— Start of RECORDS SHOWN —

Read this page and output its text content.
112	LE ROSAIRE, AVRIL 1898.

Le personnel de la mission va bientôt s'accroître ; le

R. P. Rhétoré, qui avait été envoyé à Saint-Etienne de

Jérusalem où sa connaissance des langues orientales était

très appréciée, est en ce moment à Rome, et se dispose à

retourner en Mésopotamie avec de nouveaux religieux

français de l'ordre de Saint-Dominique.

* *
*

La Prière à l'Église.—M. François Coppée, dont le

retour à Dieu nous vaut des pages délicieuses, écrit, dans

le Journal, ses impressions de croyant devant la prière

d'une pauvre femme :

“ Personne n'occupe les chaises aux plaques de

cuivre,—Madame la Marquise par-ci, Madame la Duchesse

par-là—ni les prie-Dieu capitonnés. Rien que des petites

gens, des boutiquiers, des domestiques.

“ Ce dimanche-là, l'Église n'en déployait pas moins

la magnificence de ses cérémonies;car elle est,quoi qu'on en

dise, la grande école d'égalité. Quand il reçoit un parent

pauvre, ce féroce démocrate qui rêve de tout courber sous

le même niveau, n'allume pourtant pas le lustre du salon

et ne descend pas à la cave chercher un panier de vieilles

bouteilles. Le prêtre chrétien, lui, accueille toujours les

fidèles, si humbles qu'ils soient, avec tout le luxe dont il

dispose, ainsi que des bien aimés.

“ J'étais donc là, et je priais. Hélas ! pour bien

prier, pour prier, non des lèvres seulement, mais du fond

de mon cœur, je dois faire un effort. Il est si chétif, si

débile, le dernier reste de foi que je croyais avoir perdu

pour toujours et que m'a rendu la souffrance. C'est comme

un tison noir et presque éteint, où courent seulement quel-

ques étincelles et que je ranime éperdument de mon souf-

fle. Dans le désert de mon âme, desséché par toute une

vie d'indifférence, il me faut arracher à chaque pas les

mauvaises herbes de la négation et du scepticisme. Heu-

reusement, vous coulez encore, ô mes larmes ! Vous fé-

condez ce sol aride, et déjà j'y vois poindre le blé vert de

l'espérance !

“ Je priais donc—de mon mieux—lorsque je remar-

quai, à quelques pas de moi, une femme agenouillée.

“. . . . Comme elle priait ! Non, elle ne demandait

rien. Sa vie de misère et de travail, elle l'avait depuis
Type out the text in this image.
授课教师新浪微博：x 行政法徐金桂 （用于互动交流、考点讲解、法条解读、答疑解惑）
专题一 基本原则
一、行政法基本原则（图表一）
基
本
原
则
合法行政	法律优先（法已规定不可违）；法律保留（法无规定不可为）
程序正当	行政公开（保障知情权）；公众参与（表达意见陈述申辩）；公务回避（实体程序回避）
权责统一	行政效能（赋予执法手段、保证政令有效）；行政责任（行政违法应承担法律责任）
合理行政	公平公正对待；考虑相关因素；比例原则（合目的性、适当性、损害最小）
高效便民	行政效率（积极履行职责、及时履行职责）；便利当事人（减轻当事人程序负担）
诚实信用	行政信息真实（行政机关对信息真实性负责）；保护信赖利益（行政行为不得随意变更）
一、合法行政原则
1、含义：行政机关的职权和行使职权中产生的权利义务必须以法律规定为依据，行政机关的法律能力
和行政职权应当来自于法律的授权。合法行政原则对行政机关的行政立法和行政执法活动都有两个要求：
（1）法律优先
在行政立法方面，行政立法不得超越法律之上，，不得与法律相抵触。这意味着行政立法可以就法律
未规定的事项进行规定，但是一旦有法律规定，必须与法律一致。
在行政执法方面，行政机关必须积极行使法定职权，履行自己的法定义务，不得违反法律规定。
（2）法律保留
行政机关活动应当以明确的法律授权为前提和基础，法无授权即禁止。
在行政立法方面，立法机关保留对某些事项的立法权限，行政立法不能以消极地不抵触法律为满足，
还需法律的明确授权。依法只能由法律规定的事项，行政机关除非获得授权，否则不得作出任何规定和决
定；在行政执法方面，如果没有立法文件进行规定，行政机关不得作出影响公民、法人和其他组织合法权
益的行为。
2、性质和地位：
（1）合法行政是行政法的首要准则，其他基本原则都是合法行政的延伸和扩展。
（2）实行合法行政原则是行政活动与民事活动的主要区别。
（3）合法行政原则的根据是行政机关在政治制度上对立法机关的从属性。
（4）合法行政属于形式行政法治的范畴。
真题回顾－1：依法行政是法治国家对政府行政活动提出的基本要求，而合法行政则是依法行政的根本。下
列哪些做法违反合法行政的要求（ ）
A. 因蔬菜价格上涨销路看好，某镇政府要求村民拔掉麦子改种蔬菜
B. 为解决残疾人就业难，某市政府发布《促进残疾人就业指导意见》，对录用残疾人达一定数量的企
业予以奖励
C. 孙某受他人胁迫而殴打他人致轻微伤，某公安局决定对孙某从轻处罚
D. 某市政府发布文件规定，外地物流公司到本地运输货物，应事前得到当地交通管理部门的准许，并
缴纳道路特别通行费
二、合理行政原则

— End of RECORDS SHOWN —

WORK REQUIRED:
Extract the listing in its entirety and repeat it exactly.

TASK SOLUTION:
Read this page and output its text content.
112	LE ROSAIRE, AVRIL 1898.

Le personnel de la mission va bientôt s'accroître ; le

R. P. Rhétoré, qui avait été envoyé à Saint-Etienne de

Jérusalem où sa connaissance des langues orientales était

très appréciée, est en ce moment à Rome, et se dispose à

retourner en Mésopotamie avec de nouveaux religieux

français de l'ordre de Saint-Dominique.

* *
*

La Prière à l'Église.—M. François Coppée, dont le

retour à Dieu nous vaut des pages délicieuses, écrit, dans

le Journal, ses impressions de croyant devant la prière

d'une pauvre femme :

“ Personne n'occupe les chaises aux plaques de

cuivre,—Madame la Marquise par-ci, Madame la Duchesse

par-là—ni les prie-Dieu capitonnés. Rien que des petites

gens, des boutiquiers, des domestiques.

“ Ce dimanche-là, l'Église n'en déployait pas moins

la magnificence de ses cérémonies;car elle est,quoi qu'on en

dise, la grande école d'égalité. Quand il reçoit un parent

pauvre, ce féroce démocrate qui rêve de tout courber sous

le même niveau, n'allume pourtant pas le lustre du salon

et ne descend pas à la cave chercher un panier de vieilles

bouteilles. Le prêtre chrétien, lui, accueille toujours les

fidèles, si humbles qu'ils soient, avec tout le luxe dont il

dispose, ainsi que des bien aimés.

“ J'étais donc là, et je priais. Hélas ! pour bien

prier, pour prier, non des lèvres seulement, mais du fond

de mon cœur, je dois faire un effort. Il est si chétif, si

débile, le dernier reste de foi que je croyais avoir perdu

pour toujours et que m'a rendu la souffrance. C'est comme

un tison noir et presque éteint, où courent seulement quel-

ques étincelles et que je ranime éperdument de mon souf-

fle. Dans le désert de mon âme, desséché par toute une

vie d'indifférence, il me faut arracher à chaque pas les

mauvaises herbes de la négation et du scepticisme. Heu-

reusement, vous coulez encore, ô mes larmes ! Vous fé-

condez ce sol aride, et déjà j'y vois poindre le blé vert de

l'espérance !

“ Je priais donc—de mon mieux—lorsque je remar-

quai, à quelques pas de moi, une femme agenouillée.

“. . . . Comme elle priait ! Non, elle ne demandait

rien. Sa vie de misère et de travail, elle l'avait depuis
Type out the text in this image.
授课教师新浪微博：x 行政法徐金桂 （用于互动交流、考点讲解、法条解读、答疑解惑）
专题一 基本原则
一、行政法基本原则（图表一）
基
本
原
则
合法行政	法律优先（法已规定不可违）；法律保留（法无规定不可为）
程序正当	行政公开（保障知情权）；公众参与（表达意见陈述申辩）；公务回避（实体程序回避）
权责统一	行政效能（赋予执法手段、保证政令有效）；行政责任（行政违法应承担法律责任）
合理行政	公平公正对待；考虑相关因素；比例原则（合目的性、适当性、损害最小）
高效便民	行政效率（积极履行职责、及时履行职责）；便利当事人（减轻当事人程序负担）
诚实信用	行政信息真实（行政机关对信息真实性负责）；保护信赖利益（行政行为不得随意变更）
一、合法行政原则
1、含义：行政机关的职权和行使职权中产生的权利义务必须以法律规定为依据，行政机关的法律能力
和行政职权应当来自于法律的授权。合法行政原则对行政机关的行政立法和行政执法活动都有两个要求：
（1）法律优先
在行政立法方面，行政立法不得超越法律之上，，不得与法律相抵触。这意味着行政立法可以就法律
未规定的事项进行规定，但是一旦有法律规定，必须与法律一致。
在行政执法方面，行政机关必须积极行使法定职权，履行自己的法定义务，不得违反法律规定。
（2）法律保留
行政机关活动应当以明确的法律授权为前提和基础，法无授权即禁止。
在行政立法方面，立法机关保留对某些事项的立法权限，行政立法不能以消极地不抵触法律为满足，
还需法律的明确授权。依法只能由法律规定的事项，行政机关除非获得授权，否则不得作出任何规定和决
定；在行政执法方面，如果没有立法文件进行规定，行政机关不得作出影响公民、法人和其他组织合法权
益的行为。
2、性质和地位：
（1）合法行政是行政法的首要准则，其他基本原则都是合法行政的延伸和扩展。
（2）实行合法行政原则是行政活动与民事活动的主要区别。
（3）合法行政原则的根据是行政机关在政治制度上对立法机关的从属性。
（4）合法行政属于形式行政法治的范畴。
真题回顾－1：依法行政是法治国家对政府行政活动提出的基本要求，而合法行政则是依法行政的根本。下
列哪些做法违反合法行政的要求（ ）
A. 因蔬菜价格上涨销路看好，某镇政府要求村民拔掉麦子改种蔬菜
B. 为解决残疾人就业难，某市政府发布《促进残疾人就业指导意见》，对录用残疾人达一定数量的企
业予以奖励
C. 孙某受他人胁迫而殴打他人致轻微伤，某公安局决定对孙某从轻处罚
D. 某市政府发布文件规定，外地物流公司到本地运输货物，应事前得到当地交通管理部门的准许，并
缴纳道路特别通行费
二、合理行政原则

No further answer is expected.